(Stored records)
★ ★ ★

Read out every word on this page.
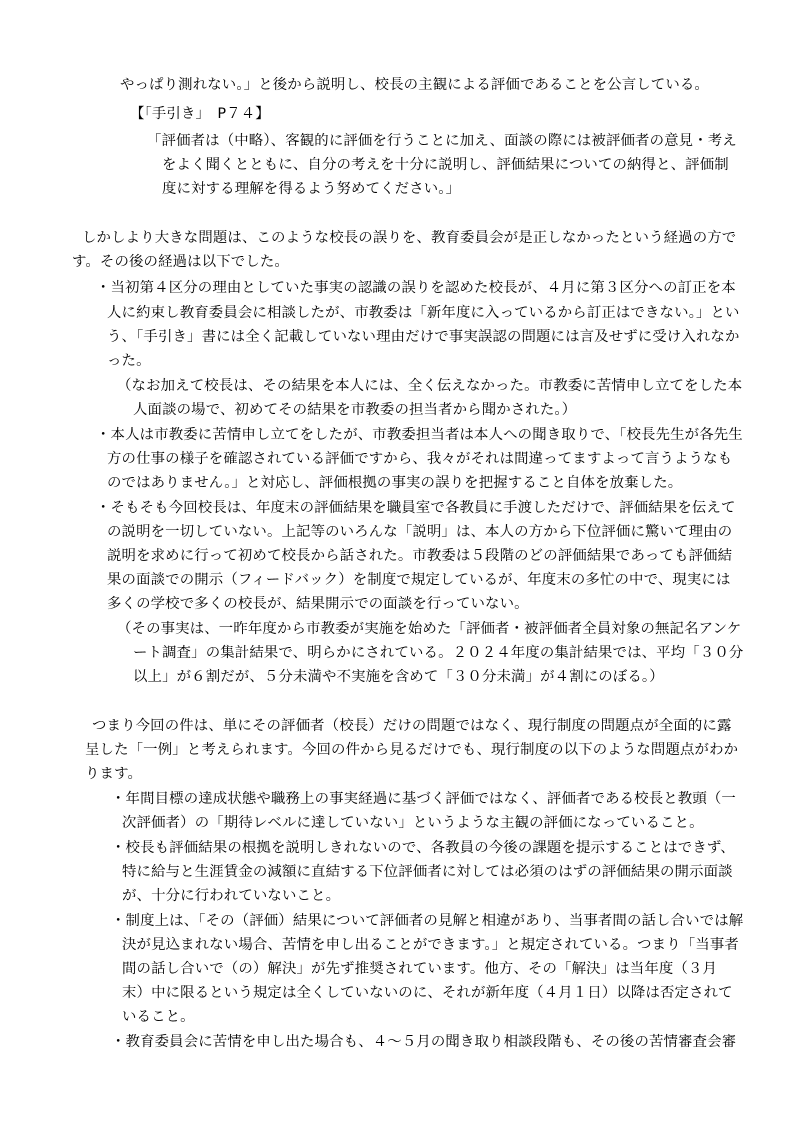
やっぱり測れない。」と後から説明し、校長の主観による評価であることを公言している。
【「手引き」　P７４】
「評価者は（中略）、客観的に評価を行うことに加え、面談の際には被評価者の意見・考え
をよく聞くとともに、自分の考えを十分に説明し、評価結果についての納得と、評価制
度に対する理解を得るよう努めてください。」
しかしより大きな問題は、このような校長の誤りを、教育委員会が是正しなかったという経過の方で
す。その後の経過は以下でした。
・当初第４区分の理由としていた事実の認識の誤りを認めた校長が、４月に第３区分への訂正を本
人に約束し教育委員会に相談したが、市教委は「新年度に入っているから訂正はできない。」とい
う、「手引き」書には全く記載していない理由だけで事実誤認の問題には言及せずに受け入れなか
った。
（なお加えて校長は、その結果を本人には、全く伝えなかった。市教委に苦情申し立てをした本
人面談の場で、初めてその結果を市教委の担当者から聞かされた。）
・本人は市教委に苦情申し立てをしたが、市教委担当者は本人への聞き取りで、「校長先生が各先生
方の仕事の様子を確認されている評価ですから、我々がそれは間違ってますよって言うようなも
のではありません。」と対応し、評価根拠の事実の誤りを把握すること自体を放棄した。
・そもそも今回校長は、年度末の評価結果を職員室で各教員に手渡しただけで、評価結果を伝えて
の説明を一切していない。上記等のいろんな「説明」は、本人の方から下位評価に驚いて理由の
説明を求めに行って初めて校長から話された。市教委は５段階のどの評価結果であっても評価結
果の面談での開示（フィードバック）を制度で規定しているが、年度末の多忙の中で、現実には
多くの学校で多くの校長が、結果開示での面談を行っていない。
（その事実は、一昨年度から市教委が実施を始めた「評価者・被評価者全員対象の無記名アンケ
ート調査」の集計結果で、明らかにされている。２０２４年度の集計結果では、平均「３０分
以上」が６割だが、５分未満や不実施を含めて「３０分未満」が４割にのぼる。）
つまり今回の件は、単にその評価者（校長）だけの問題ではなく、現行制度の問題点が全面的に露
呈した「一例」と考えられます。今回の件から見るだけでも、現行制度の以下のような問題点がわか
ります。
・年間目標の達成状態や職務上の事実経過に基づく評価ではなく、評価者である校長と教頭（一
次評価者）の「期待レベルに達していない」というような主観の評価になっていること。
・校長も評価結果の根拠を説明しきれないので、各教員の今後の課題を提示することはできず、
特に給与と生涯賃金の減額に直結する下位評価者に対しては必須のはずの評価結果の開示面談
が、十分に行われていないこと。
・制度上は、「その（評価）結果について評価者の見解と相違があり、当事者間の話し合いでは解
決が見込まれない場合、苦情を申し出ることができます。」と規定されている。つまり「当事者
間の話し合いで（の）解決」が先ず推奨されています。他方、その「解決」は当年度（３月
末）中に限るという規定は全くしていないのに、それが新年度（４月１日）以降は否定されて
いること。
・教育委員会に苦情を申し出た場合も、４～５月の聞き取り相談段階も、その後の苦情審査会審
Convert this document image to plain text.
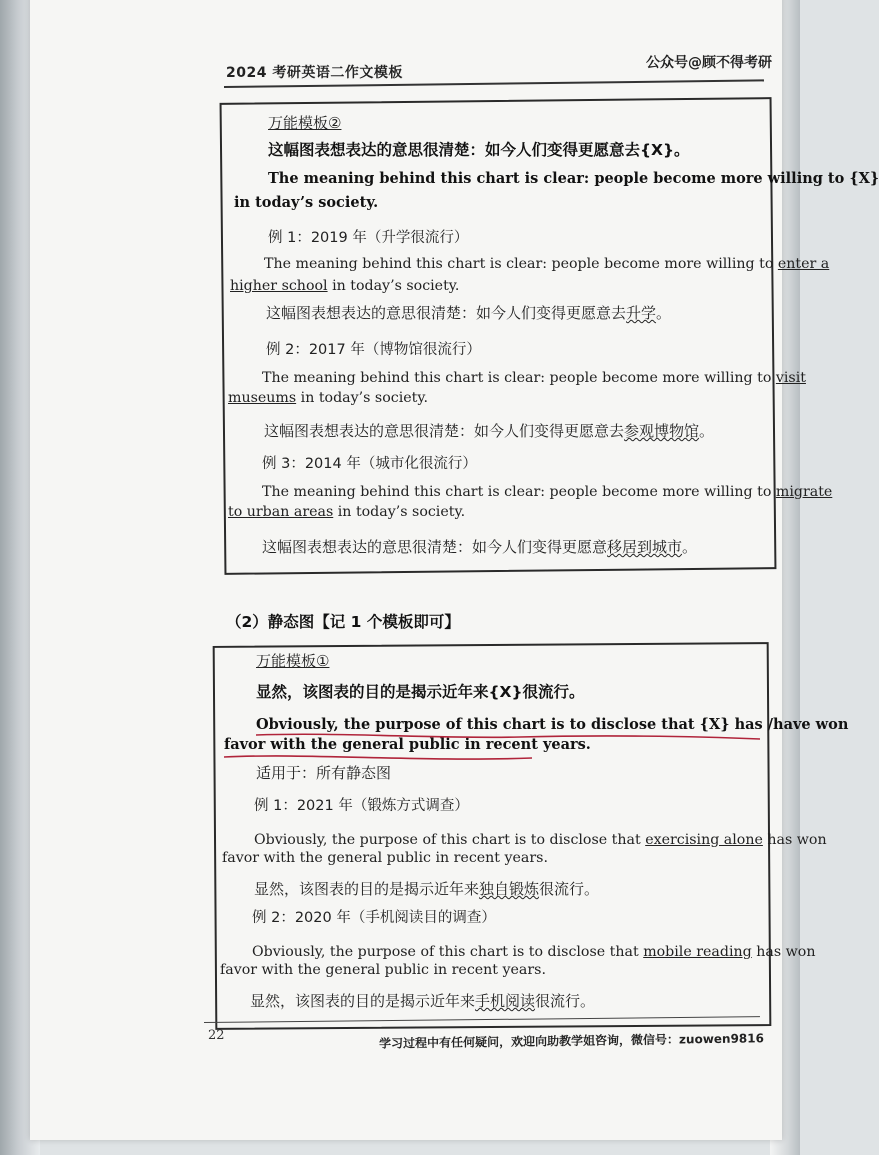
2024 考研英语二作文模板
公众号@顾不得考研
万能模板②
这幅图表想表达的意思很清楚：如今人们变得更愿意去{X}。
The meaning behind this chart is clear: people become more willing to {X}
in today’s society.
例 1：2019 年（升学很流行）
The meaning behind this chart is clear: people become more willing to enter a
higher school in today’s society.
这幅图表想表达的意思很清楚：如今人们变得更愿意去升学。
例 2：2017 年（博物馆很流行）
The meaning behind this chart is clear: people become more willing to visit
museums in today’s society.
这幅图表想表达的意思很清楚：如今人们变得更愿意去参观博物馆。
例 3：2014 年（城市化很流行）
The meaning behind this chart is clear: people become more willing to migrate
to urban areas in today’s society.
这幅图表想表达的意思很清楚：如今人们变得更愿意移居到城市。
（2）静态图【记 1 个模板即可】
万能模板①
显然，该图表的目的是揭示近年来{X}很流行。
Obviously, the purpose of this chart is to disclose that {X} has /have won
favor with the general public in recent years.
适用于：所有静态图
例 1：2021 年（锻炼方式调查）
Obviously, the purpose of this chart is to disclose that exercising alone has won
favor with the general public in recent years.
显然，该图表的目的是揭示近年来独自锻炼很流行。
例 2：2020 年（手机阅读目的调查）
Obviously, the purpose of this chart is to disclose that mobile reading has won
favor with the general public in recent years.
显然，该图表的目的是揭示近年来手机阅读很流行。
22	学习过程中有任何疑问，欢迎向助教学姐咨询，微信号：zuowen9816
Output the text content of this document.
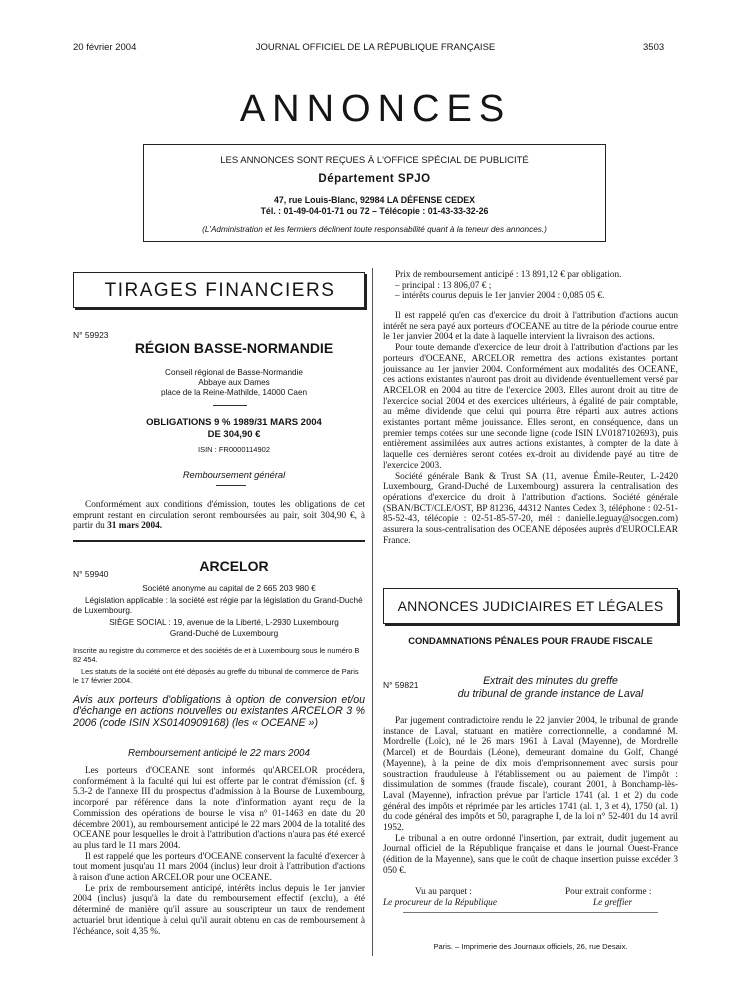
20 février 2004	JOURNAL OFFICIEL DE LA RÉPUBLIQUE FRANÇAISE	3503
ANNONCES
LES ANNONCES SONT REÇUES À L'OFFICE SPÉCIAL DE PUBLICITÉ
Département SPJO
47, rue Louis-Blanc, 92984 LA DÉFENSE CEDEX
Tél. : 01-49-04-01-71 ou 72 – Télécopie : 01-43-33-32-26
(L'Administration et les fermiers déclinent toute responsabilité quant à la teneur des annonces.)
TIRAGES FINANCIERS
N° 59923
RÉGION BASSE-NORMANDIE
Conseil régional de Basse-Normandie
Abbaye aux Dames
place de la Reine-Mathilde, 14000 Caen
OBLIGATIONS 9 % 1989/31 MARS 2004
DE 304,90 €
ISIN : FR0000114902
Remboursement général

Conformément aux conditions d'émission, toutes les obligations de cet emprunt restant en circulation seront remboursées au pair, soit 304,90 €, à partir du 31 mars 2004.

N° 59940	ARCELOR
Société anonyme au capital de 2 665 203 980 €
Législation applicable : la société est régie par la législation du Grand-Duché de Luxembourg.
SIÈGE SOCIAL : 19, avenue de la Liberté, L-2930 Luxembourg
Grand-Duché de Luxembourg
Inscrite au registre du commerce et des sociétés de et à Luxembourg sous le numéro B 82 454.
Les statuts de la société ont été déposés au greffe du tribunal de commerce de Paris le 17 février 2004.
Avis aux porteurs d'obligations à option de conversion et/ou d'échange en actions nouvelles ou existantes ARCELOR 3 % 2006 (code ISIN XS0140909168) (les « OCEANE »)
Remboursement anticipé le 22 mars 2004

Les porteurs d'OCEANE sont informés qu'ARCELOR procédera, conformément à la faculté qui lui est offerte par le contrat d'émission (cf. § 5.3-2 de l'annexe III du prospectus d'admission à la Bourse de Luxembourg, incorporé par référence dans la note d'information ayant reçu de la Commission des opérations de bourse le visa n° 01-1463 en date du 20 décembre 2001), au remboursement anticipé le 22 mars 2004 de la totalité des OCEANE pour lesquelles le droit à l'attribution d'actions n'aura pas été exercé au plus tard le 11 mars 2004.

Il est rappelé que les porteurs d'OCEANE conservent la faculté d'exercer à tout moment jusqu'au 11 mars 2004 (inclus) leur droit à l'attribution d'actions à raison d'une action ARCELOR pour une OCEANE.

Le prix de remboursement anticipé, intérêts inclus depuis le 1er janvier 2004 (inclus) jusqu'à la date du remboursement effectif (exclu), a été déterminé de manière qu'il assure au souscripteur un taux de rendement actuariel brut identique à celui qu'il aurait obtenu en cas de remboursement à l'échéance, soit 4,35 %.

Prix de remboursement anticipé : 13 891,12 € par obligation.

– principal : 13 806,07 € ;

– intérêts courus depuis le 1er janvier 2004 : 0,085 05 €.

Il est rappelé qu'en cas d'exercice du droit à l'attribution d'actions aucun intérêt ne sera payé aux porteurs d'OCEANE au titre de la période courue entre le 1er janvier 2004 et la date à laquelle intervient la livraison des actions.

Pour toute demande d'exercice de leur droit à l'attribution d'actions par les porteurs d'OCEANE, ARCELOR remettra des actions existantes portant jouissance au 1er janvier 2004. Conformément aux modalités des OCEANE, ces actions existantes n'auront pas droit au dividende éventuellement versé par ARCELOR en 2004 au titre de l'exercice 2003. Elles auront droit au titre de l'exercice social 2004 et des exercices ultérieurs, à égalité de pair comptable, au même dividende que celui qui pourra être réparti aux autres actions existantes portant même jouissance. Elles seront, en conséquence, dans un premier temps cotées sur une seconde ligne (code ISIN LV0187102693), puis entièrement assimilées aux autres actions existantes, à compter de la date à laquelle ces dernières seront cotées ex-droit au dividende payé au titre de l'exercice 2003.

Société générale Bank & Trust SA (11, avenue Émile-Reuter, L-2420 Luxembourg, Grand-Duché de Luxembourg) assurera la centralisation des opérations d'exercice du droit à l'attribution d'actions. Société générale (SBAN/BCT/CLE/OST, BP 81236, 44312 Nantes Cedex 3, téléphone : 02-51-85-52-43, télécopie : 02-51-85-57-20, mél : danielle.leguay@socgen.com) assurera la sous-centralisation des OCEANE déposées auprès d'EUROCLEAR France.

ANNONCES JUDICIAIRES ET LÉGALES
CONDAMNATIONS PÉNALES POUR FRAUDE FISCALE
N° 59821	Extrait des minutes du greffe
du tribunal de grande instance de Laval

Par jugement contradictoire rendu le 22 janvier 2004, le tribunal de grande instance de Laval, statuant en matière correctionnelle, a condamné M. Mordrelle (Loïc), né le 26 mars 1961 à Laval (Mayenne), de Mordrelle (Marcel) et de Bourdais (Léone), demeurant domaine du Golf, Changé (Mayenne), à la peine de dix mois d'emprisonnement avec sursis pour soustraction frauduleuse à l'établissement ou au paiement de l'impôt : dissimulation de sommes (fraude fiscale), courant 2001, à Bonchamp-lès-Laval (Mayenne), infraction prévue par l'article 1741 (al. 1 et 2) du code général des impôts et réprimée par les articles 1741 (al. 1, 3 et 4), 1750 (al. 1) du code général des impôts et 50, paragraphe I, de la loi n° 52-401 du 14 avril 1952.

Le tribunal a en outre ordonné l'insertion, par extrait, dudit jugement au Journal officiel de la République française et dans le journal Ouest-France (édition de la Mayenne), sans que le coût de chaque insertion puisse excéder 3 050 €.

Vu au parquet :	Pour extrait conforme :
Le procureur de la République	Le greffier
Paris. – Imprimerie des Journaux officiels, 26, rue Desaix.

★ ★ ★

• EXERCISE REQUIREMENTS: Show every line where the string "meaning" appears.

• EXERCISE SOLUTION:
The meaning behind this chart is clear: people become more willing to {X}
The meaning behind this chart is clear: people become more willing to enter a
The meaning behind this chart is clear: people become more willing to visit
The meaning behind this chart is clear: people become more willing to migrate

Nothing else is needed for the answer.